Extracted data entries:
·····
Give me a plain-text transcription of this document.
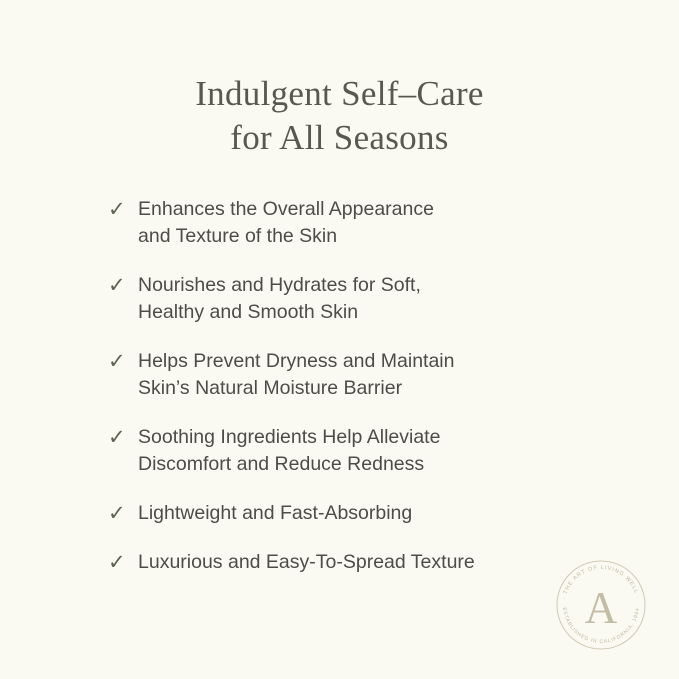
Indulgent Self–Care
for All Seasons
✓ Enhances the Overall Appearance
and Texture of the Skin
✓ Nourishes and Hydrates for Soft,
Healthy and Smooth Skin
✓ Helps Prevent Dryness and Maintain
Skin’s Natural Moisture Barrier
✓ Soothing Ingredients Help Alleviate
Discomfort and Reduce Redness
✓ Lightweight and Fast-Absorbing
✓ Luxurious and Easy-To-Spread Texture
· THE ART OF LIVING WELL ·
ESTABLISHED IN CALIFORNIA, 1964
A
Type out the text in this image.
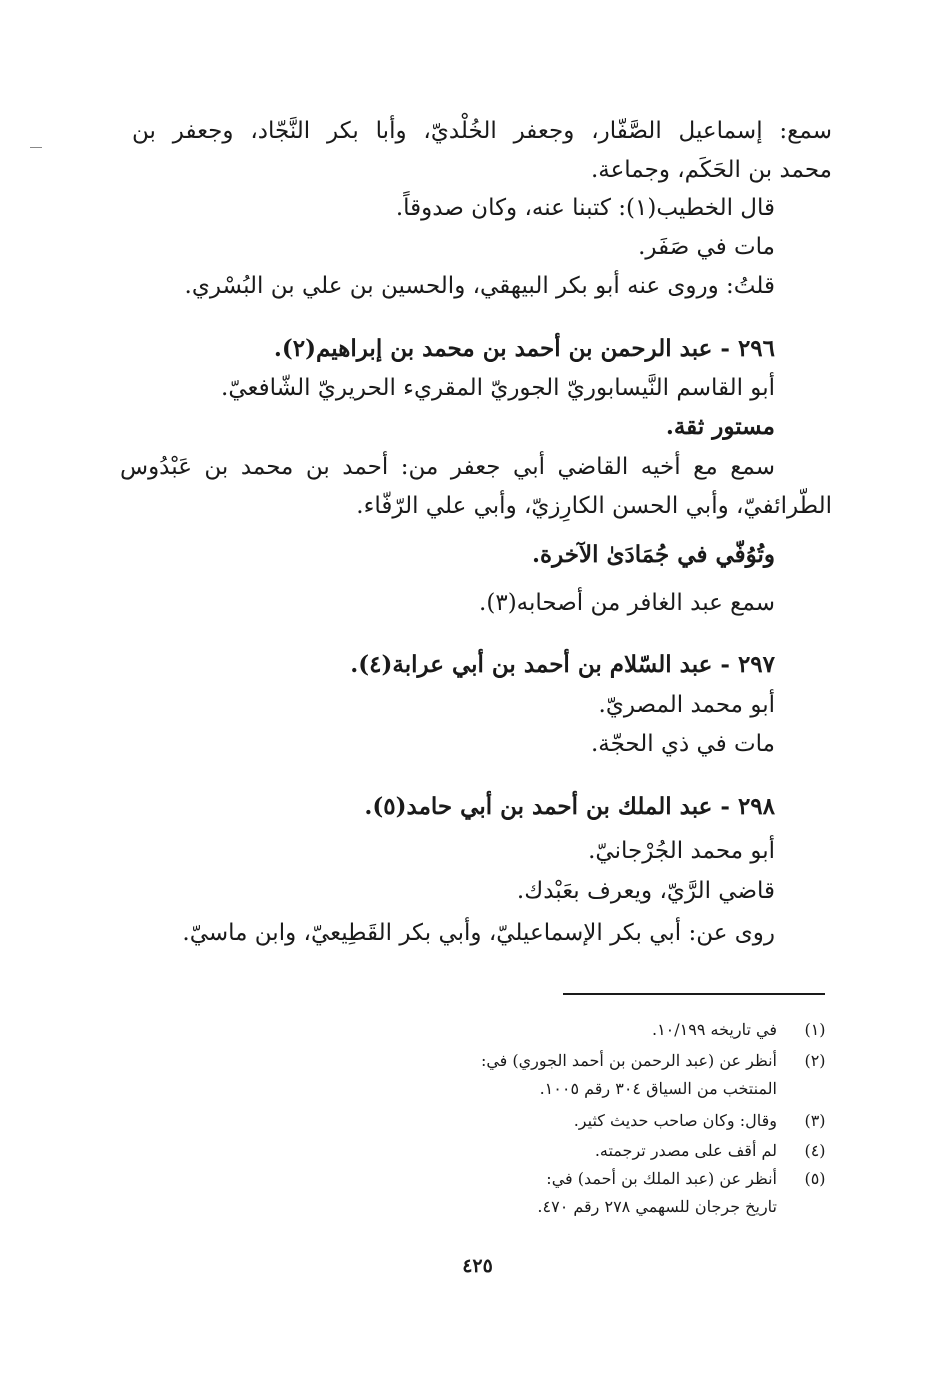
سمع: إسماعيل الصَّفّار، وجعفر الخُلْديّ، وأبا بكر النَّجّاد، وجعفر بن
محمد بن الحَكَم، وجماعة.
قال الخطيب(١): كتبنا عنه، وكان صدوقاً.
مات في صَفَر.
قلتُ: وروى عنه أبو بكر البيهقي، والحسين بن علي بن البُسْري.
٢٩٦ - عبد الرحمن بن أحمد بن محمد بن إبراهيم(٢).
أبو القاسم النَّيسابوريّ الجوريّ المقريء الحريريّ الشّافعيّ.
مستور ثقة.
سمع مع أخيه القاضي أبي جعفر من: أحمد بن محمد بن عَبْدُوس
الطّرائفيّ، وأبي الحسن الكارِزيّ، وأبي علي الرّفّاء.
وتُوُفّي في جُمَادَىٰ الآخرة.
سمع عبد الغافر من أصحابه(٣).
٢٩٧ - عبد السّلام بن أحمد بن أبي عرابة(٤).
أبو محمد المصريّ.
مات في ذي الحجّة.
٢٩٨ - عبد الملك بن أحمد بن أبي حامد(٥).
أبو محمد الجُرْجانيّ.
قاضي الرَّيّ، ويعرف بعَبْدك.
روى عن: أبي بكر الإسماعيليّ، وأبي بكر القَطِيعيّ، وابن ماسيّ.
(١)
في تاريخه ١٠/١٩٩.
(٢)
أنظر عن (عبد الرحمن بن أحمد الجوري) في:
المنتخب من السياق ٣٠٤ رقم ١٠٠٥.
(٣)
وقال: وكان صاحب حديث كثير.
(٤)
لم أقف على مصدر ترجمته.
(٥)
أنظر عن (عبد الملك بن أحمد) في:
تاريخ جرجان للسهمي ٢٧٨ رقم ٤٧٠.
٤٢٥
·····
BRIEF: Filter out every line that lacks the word "Skin", and copy the rest.

ANSWER TO THE EXERCISE:
and Texture of the Skin
Healthy and Smooth Skin
Skin’s Natural Moisture Barrier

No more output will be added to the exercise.